[Start of LISTED RECORDS]
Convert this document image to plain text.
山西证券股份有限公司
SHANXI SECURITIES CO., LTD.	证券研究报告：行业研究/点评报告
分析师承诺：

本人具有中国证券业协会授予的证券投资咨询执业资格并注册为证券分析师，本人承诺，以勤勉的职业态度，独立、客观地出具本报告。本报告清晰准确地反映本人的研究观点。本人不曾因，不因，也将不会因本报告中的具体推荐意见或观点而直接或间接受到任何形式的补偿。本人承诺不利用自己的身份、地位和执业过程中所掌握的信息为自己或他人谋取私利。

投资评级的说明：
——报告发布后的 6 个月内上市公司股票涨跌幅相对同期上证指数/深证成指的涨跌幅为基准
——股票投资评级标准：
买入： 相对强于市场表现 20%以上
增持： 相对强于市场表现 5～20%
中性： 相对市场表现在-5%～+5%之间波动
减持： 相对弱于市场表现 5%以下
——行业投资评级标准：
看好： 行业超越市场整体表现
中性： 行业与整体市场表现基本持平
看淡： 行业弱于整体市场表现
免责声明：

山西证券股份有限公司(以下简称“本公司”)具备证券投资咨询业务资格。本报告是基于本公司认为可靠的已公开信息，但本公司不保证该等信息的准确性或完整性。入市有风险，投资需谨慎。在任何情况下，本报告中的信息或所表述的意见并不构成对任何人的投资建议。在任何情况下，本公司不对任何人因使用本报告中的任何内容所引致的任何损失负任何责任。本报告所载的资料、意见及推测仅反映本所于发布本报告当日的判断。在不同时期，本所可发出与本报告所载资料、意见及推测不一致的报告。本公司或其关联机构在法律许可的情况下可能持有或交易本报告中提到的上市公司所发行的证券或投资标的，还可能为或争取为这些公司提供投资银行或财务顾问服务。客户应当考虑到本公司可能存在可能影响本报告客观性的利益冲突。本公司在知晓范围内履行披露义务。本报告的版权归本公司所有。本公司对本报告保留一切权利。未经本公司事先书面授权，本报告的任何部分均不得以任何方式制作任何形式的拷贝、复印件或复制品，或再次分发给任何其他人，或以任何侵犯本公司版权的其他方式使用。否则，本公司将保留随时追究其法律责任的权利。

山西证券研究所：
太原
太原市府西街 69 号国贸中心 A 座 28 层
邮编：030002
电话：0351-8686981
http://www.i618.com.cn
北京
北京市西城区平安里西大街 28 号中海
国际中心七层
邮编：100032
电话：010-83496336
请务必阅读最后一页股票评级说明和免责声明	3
[End of LISTED RECORDS]
PROBLEM:
Exactly as they are written, print the entries again.

RIGHT ANSWER:
Convert this document image to plain text.
山西证券股份有限公司
SHANXI SECURITIES CO., LTD.	证券研究报告：行业研究/点评报告
分析师承诺：

本人具有中国证券业协会授予的证券投资咨询执业资格并注册为证券分析师，本人承诺，以勤勉的职业态度，独立、客观地出具本报告。本报告清晰准确地反映本人的研究观点。本人不曾因，不因，也将不会因本报告中的具体推荐意见或观点而直接或间接受到任何形式的补偿。本人承诺不利用自己的身份、地位和执业过程中所掌握的信息为自己或他人谋取私利。

投资评级的说明：
——报告发布后的 6 个月内上市公司股票涨跌幅相对同期上证指数/深证成指的涨跌幅为基准
——股票投资评级标准：
买入： 相对强于市场表现 20%以上
增持： 相对强于市场表现 5～20%
中性： 相对市场表现在-5%～+5%之间波动
减持： 相对弱于市场表现 5%以下
——行业投资评级标准：
看好： 行业超越市场整体表现
中性： 行业与整体市场表现基本持平
看淡： 行业弱于整体市场表现
免责声明：

山西证券股份有限公司(以下简称“本公司”)具备证券投资咨询业务资格。本报告是基于本公司认为可靠的已公开信息，但本公司不保证该等信息的准确性或完整性。入市有风险，投资需谨慎。在任何情况下，本报告中的信息或所表述的意见并不构成对任何人的投资建议。在任何情况下，本公司不对任何人因使用本报告中的任何内容所引致的任何损失负任何责任。本报告所载的资料、意见及推测仅反映本所于发布本报告当日的判断。在不同时期，本所可发出与本报告所载资料、意见及推测不一致的报告。本公司或其关联机构在法律许可的情况下可能持有或交易本报告中提到的上市公司所发行的证券或投资标的，还可能为或争取为这些公司提供投资银行或财务顾问服务。客户应当考虑到本公司可能存在可能影响本报告客观性的利益冲突。本公司在知晓范围内履行披露义务。本报告的版权归本公司所有。本公司对本报告保留一切权利。未经本公司事先书面授权，本报告的任何部分均不得以任何方式制作任何形式的拷贝、复印件或复制品，或再次分发给任何其他人，或以任何侵犯本公司版权的其他方式使用。否则，本公司将保留随时追究其法律责任的权利。

山西证券研究所：
太原
太原市府西街 69 号国贸中心 A 座 28 层
邮编：030002
电话：0351-8686981
http://www.i618.com.cn
北京
北京市西城区平安里西大街 28 号中海
国际中心七层
邮编：100032
电话：010-83496336
请务必阅读最后一页股票评级说明和免责声明	3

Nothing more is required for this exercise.